## DIRECTIONS
Every entry that follows should be reproduced exactly.

___ INFORMATION GIVEN ___

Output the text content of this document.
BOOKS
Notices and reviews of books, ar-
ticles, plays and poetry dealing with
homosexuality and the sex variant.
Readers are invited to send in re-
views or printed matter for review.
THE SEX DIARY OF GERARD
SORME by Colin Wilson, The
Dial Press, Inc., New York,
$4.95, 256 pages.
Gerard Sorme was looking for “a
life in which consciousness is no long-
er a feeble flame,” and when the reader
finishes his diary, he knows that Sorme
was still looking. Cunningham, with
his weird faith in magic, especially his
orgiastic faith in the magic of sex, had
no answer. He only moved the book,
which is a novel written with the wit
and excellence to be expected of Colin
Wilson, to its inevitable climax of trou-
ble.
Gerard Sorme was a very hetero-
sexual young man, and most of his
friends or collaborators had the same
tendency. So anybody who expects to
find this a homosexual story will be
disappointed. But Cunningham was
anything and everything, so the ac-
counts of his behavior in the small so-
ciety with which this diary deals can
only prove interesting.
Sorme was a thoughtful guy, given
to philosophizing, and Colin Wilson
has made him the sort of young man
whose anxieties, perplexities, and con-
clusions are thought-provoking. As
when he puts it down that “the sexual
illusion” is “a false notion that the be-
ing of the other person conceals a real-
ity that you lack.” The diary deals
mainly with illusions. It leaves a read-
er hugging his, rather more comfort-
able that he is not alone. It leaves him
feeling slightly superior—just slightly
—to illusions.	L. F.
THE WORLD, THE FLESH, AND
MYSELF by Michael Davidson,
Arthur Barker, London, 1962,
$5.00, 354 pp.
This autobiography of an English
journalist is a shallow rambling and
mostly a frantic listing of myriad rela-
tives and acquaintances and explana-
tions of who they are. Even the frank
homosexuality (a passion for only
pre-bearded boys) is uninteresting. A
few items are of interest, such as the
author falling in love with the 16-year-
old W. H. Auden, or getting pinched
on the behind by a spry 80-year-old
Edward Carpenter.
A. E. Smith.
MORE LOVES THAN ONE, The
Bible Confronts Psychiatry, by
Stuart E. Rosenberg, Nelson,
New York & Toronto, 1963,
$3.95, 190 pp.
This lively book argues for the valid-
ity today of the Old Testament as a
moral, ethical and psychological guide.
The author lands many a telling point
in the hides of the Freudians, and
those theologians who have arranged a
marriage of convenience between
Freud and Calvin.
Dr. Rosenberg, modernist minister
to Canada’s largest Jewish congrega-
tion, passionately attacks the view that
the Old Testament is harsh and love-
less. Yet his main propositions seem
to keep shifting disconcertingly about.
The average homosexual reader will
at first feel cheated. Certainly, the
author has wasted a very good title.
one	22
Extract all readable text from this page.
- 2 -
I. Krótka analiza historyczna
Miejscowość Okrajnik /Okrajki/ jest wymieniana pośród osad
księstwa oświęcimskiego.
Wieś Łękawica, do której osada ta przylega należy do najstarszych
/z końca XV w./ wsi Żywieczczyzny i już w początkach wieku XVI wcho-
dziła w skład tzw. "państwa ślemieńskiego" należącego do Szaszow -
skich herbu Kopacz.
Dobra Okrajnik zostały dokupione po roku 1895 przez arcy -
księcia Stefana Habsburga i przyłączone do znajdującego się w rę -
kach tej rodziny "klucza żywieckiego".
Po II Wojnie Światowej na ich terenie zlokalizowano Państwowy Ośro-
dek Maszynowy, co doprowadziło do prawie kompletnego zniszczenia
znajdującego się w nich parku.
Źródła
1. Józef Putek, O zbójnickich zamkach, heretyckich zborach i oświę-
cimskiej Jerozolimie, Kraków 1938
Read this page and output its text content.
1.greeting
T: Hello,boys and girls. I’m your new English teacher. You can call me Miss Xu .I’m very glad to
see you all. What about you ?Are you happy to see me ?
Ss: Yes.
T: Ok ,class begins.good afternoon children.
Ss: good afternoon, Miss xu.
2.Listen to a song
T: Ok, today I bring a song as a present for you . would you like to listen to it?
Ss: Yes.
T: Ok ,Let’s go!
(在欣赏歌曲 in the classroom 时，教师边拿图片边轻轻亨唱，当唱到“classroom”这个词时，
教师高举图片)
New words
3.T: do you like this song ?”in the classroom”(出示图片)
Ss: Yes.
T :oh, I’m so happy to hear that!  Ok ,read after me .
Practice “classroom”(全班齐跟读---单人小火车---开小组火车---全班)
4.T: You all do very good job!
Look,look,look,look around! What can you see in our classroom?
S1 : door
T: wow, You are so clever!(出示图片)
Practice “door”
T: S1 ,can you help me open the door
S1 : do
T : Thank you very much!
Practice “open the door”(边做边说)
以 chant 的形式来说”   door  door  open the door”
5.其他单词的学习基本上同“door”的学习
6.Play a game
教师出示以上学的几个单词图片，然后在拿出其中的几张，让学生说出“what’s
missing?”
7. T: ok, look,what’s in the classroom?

___

## RESULT OF THIS EXERCISE
Output the text content of this document.
BOOKS
Notices and reviews of books, ar-
ticles, plays and poetry dealing with
homosexuality and the sex variant.
Readers are invited to send in re-
views or printed matter for review.
THE SEX DIARY OF GERARD
SORME by Colin Wilson, The
Dial Press, Inc., New York,
$4.95, 256 pages.
Gerard Sorme was looking for “a
life in which consciousness is no long-
er a feeble flame,” and when the reader
finishes his diary, he knows that Sorme
was still looking. Cunningham, with
his weird faith in magic, especially his
orgiastic faith in the magic of sex, had
no answer. He only moved the book,
which is a novel written with the wit
and excellence to be expected of Colin
Wilson, to its inevitable climax of trou-
ble.
Gerard Sorme was a very hetero-
sexual young man, and most of his
friends or collaborators had the same
tendency. So anybody who expects to
find this a homosexual story will be
disappointed. But Cunningham was
anything and everything, so the ac-
counts of his behavior in the small so-
ciety with which this diary deals can
only prove interesting.
Sorme was a thoughtful guy, given
to philosophizing, and Colin Wilson
has made him the sort of young man
whose anxieties, perplexities, and con-
clusions are thought-provoking. As
when he puts it down that “the sexual
illusion” is “a false notion that the be-
ing of the other person conceals a real-
ity that you lack.” The diary deals
mainly with illusions. It leaves a read-
er hugging his, rather more comfort-
able that he is not alone. It leaves him
feeling slightly superior—just slightly
—to illusions.	L. F.
THE WORLD, THE FLESH, AND
MYSELF by Michael Davidson,
Arthur Barker, London, 1962,
$5.00, 354 pp.
This autobiography of an English
journalist is a shallow rambling and
mostly a frantic listing of myriad rela-
tives and acquaintances and explana-
tions of who they are. Even the frank
homosexuality (a passion for only
pre-bearded boys) is uninteresting. A
few items are of interest, such as the
author falling in love with the 16-year-
old W. H. Auden, or getting pinched
on the behind by a spry 80-year-old
Edward Carpenter.
A. E. Smith.
MORE LOVES THAN ONE, The
Bible Confronts Psychiatry, by
Stuart E. Rosenberg, Nelson,
New York & Toronto, 1963,
$3.95, 190 pp.
This lively book argues for the valid-
ity today of the Old Testament as a
moral, ethical and psychological guide.
The author lands many a telling point
in the hides of the Freudians, and
those theologians who have arranged a
marriage of convenience between
Freud and Calvin.
Dr. Rosenberg, modernist minister
to Canada’s largest Jewish congrega-
tion, passionately attacks the view that
the Old Testament is harsh and love-
less. Yet his main propositions seem
to keep shifting disconcertingly about.
The average homosexual reader will
at first feel cheated. Certainly, the
author has wasted a very good title.
one	22
Extract all readable text from this page.
- 2 -
I. Krótka analiza historyczna
Miejscowość Okrajnik /Okrajki/ jest wymieniana pośród osad
księstwa oświęcimskiego.
Wieś Łękawica, do której osada ta przylega należy do najstarszych
/z końca XV w./ wsi Żywieczczyzny i już w początkach wieku XVI wcho-
dziła w skład tzw. "państwa ślemieńskiego" należącego do Szaszow -
skich herbu Kopacz.
Dobra Okrajnik zostały dokupione po roku 1895 przez arcy -
księcia Stefana Habsburga i przyłączone do znajdującego się w rę -
kach tej rodziny "klucza żywieckiego".
Po II Wojnie Światowej na ich terenie zlokalizowano Państwowy Ośro-
dek Maszynowy, co doprowadziło do prawie kompletnego zniszczenia
znajdującego się w nich parku.
Źródła
1. Józef Putek, O zbójnickich zamkach, heretyckich zborach i oświę-
cimskiej Jerozolimie, Kraków 1938
Read this page and output its text content.
1.greeting
T: Hello,boys and girls. I’m your new English teacher. You can call me Miss Xu .I’m very glad to
see you all. What about you ?Are you happy to see me ?
Ss: Yes.
T: Ok ,class begins.good afternoon children.
Ss: good afternoon, Miss xu.
2.Listen to a song
T: Ok, today I bring a song as a present for you . would you like to listen to it?
Ss: Yes.
T: Ok ,Let’s go!
(在欣赏歌曲 in the classroom 时，教师边拿图片边轻轻亨唱，当唱到“classroom”这个词时，
教师高举图片)
New words
3.T: do you like this song ?”in the classroom”(出示图片)
Ss: Yes.
T :oh, I’m so happy to hear that!  Ok ,read after me .
Practice “classroom”(全班齐跟读---单人小火车---开小组火车---全班)
4.T: You all do very good job!
Look,look,look,look around! What can you see in our classroom?
S1 : door
T: wow, You are so clever!(出示图片)
Practice “door”
T: S1 ,can you help me open the door
S1 : do
T : Thank you very much!
Practice “open the door”(边做边说)
以 chant 的形式来说”   door  door  open the door”
5.其他单词的学习基本上同“door”的学习
6.Play a game
教师出示以上学的几个单词图片，然后在拿出其中的几张，让学生说出“what’s
missing?”
7. T: ok, look,what’s in the classroom?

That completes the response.